* Start Exercise material *

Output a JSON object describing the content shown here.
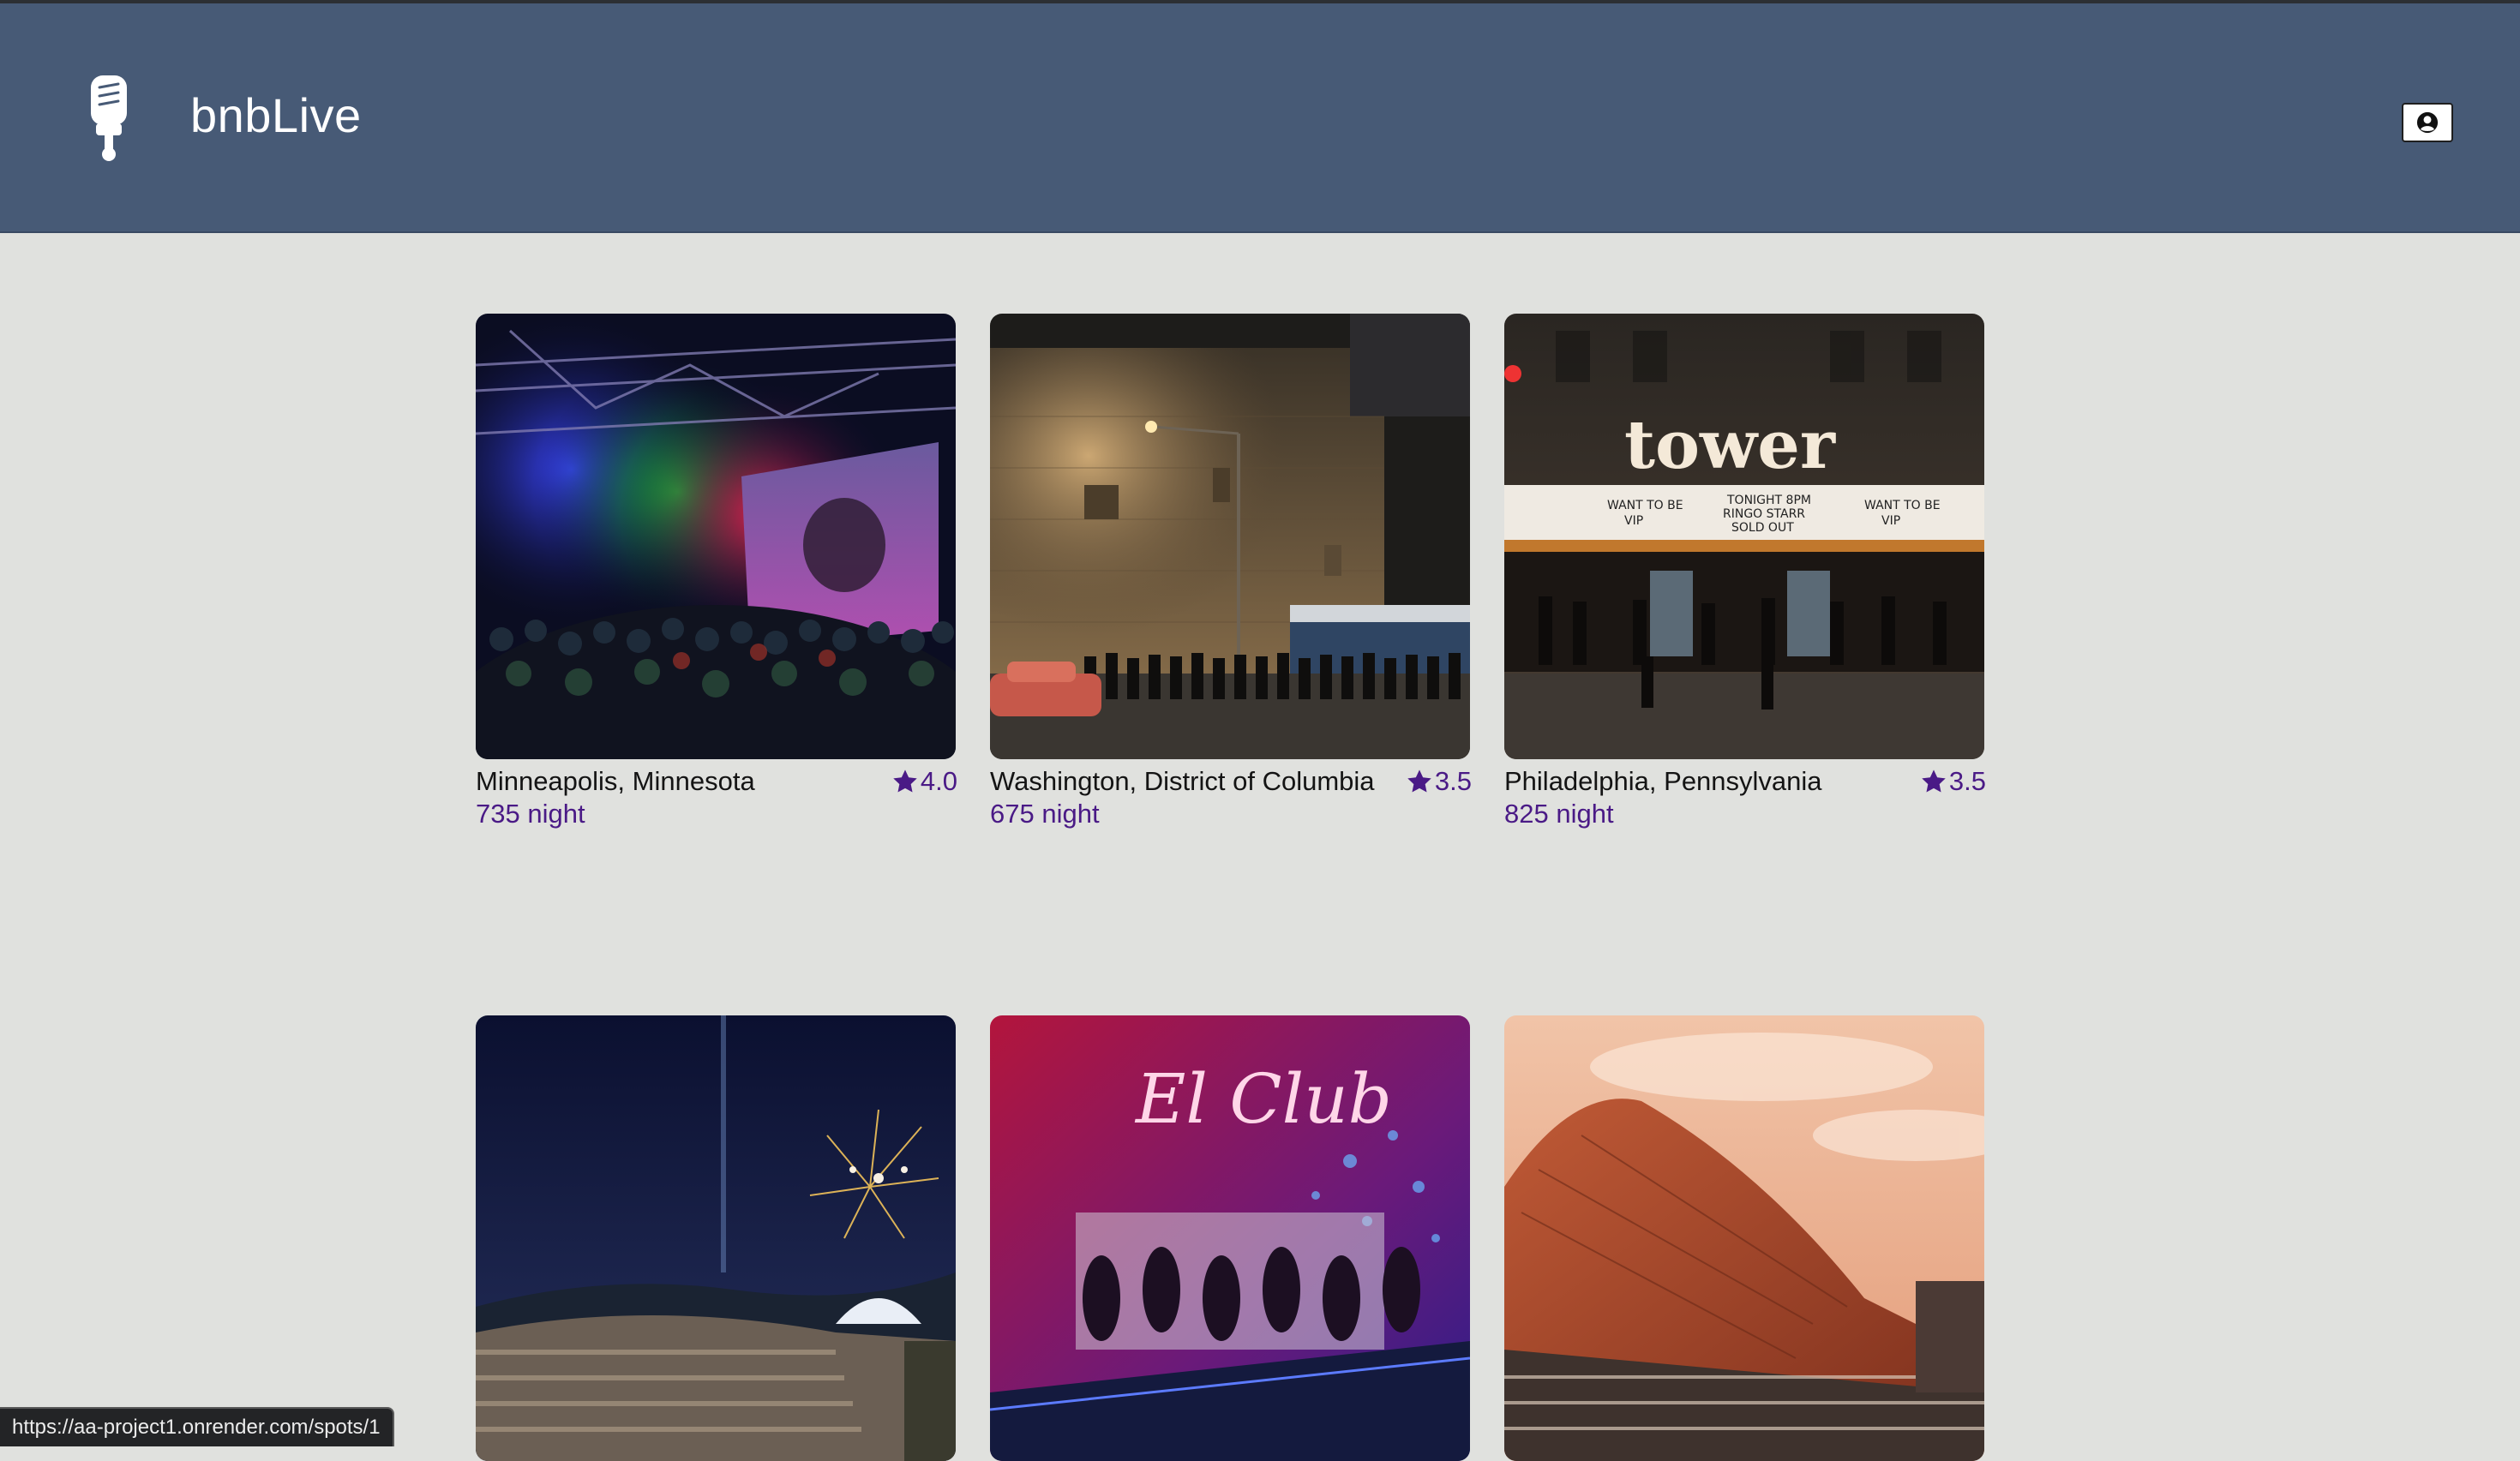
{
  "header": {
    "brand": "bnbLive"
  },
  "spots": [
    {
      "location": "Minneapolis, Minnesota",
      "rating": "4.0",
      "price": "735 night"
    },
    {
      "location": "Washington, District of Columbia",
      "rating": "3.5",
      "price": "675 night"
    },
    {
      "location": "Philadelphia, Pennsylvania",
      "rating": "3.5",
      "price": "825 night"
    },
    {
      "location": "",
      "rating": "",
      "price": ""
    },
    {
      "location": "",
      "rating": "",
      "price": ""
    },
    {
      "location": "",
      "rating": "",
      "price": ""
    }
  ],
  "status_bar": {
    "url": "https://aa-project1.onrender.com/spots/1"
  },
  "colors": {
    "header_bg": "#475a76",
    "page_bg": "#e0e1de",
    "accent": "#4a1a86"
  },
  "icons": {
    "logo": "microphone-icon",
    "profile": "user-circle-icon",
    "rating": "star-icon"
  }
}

* End Exercise material *

-- Exercise goal --
Quote the material in full and exactly; do not carry over its pictures.

-- Exercise response --
Output a JSON object describing the content shown here.
{
  "header": {
    "brand": "bnbLive"
  },
  "spots": [
    {
      "location": "Minneapolis, Minnesota",
      "rating": "4.0",
      "price": "735 night"
    },
    {
      "location": "Washington, District of Columbia",
      "rating": "3.5",
      "price": "675 night"
    },
    {
      "location": "Philadelphia, Pennsylvania",
      "rating": "3.5",
      "price": "825 night"
    },
    {
      "location": "",
      "rating": "",
      "price": ""
    },
    {
      "location": "",
      "rating": "",
      "price": ""
    },
    {
      "location": "",
      "rating": "",
      "price": ""
    }
  ],
  "status_bar": {
    "url": "https://aa-project1.onrender.com/spots/1"
  },
  "colors": {
    "header_bg": "#475a76",
    "page_bg": "#e0e1de",
    "accent": "#4a1a86"
  },
  "icons": {
    "logo": "microphone-icon",
    "profile": "user-circle-icon",
    "rating": "star-icon"
  }
}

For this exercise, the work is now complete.